*** EXCERPT PROVIDED ***
The right context is more important than the right model. A weaker model with the right four documents in its prompt outperforms a stronger model that’s guessing.
04 · the policy that saved the most money
Incremental rework, not full reset
The naive design for “agent failed code review” is: close the PR, branch fresh, throw away the workpad, restart from the spec. Every iteration starts clean. It feels right. It’s also expensive — every cycle re-pays the full implementation token cost, just to apply a 4-line fix.
The new policy is the opposite: same branch, force-push the fix, append to the workpad. The PR stays open. The conversation accretes. The agent reads the latest review comment, makes line-level changes, pushes. The monitor re-reviews on the next cycle. Token spend per rework cycle dropped roughly an order of magnitude.
There’s a second-order benefit: the workpad becomes a training corpus. Every PR has a thread of “Codex flagged X → Symphony fixed at line:42 → Codex reflagged Y → Symphony explained out-of-scope wire-up → human approved.” That history is retrievable, searchable, and points at the patterns my agents most commonly miss. I read these on Sundays. Most of them get fixed by tightening the ticket template, not the agent.
05 · the rule that prevented merge hell
Phase parallelism caps
If you let agents run in parallel without coordination, they will fight over the same files. routes.js, rootReducer.js, package.json, the global router config — these are hot files. Two agents touching them in parallel is a guaranteed merge conflict.
*** End of EXCERPT PROVIDED ***
*** SUPPLIED DATA ***
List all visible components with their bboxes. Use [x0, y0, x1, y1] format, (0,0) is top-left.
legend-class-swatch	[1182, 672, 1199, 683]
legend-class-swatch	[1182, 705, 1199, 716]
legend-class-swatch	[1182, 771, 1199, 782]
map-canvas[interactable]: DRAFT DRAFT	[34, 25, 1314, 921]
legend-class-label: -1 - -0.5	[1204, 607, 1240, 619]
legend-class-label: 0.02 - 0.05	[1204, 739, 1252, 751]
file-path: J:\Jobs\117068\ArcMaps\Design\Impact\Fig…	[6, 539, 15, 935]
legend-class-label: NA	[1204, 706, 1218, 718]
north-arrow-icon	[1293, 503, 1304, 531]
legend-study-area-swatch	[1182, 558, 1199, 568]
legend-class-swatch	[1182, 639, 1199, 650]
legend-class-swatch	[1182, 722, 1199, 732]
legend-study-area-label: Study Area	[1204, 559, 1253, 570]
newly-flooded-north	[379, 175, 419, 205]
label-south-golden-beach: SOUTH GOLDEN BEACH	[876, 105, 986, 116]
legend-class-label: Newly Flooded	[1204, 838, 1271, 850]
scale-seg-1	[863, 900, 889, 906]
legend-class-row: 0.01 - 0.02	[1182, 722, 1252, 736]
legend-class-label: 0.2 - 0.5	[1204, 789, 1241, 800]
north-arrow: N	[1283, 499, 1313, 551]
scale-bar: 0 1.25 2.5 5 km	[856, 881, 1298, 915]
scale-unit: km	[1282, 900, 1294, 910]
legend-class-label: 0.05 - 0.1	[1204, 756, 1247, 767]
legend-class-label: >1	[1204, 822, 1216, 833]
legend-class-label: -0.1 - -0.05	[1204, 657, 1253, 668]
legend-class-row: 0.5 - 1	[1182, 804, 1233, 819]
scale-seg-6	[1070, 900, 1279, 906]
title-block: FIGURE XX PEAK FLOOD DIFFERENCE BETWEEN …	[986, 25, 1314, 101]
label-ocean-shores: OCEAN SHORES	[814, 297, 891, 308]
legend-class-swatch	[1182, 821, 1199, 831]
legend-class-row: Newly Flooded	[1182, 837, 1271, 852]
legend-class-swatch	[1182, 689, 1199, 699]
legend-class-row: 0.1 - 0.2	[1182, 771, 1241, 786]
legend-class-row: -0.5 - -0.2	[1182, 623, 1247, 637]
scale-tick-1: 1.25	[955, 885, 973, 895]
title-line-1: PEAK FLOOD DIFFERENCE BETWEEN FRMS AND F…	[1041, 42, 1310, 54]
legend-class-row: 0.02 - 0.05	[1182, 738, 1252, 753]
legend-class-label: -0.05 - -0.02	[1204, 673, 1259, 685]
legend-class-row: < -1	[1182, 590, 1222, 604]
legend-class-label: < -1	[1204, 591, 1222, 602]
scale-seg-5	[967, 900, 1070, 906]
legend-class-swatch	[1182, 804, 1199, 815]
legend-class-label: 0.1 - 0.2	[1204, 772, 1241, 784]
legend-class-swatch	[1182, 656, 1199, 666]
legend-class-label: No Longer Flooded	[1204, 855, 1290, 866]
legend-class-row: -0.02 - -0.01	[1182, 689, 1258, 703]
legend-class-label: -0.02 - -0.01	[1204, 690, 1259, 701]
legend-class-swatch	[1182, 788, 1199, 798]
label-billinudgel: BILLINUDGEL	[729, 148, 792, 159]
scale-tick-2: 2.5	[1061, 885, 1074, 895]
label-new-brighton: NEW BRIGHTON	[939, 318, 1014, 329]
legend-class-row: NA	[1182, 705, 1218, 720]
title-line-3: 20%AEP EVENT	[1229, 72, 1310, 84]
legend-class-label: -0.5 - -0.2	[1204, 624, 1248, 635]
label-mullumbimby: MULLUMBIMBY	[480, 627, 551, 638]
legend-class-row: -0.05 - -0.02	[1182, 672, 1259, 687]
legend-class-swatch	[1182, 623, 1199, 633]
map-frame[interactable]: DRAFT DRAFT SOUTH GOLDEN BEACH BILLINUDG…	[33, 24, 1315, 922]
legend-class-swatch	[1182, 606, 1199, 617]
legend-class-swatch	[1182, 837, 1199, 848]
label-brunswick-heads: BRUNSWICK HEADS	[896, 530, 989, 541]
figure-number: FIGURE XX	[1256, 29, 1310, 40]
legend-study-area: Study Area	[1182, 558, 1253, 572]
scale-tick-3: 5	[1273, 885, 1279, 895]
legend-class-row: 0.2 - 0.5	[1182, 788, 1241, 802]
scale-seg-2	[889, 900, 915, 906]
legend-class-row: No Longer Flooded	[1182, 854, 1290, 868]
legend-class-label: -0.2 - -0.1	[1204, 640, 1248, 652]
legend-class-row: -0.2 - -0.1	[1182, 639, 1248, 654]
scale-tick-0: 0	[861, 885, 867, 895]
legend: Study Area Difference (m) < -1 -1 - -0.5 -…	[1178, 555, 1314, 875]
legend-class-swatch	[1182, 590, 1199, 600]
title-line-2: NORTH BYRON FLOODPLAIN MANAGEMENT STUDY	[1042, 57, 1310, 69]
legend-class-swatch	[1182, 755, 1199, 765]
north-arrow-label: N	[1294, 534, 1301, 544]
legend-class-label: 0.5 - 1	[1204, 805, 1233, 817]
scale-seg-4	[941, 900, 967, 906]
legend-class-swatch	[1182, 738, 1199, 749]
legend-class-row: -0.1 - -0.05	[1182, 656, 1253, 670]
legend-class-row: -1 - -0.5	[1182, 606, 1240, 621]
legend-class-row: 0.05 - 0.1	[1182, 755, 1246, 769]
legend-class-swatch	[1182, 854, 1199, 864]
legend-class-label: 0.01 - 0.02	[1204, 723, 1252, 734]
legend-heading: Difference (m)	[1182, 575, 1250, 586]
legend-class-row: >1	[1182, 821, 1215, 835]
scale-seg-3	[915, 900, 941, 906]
*** End of SUPPLIED DATA ***
**REQUIRED WORK:** Return the portion of the coding-agent text that begins at the words "04 · the policy" and stops after the words "order of magnitude.", copied word for word. Work only from the coding-agent text, not the records.

**RESPONSE TO THIS EXERCISE:**
04 · the policy that saved the most money
Incremental rework, not full reset
The naive design for “agent failed code review” is: close the PR, branch fresh, throw away the workpad, restart from the spec. Every iteration starts clean. It feels right. It’s also expensive — every cycle re-pays the full implementation token cost, just to apply a 4-line fix.
The new policy is the opposite: same branch, force-push the fix, append to the workpad. The PR stays open. The conversation accretes. The agent reads the latest review comment, makes line-level changes, pushes. The monitor re-reviews on the next cycle. Token spend per rework cycle dropped roughly an order of magnitude.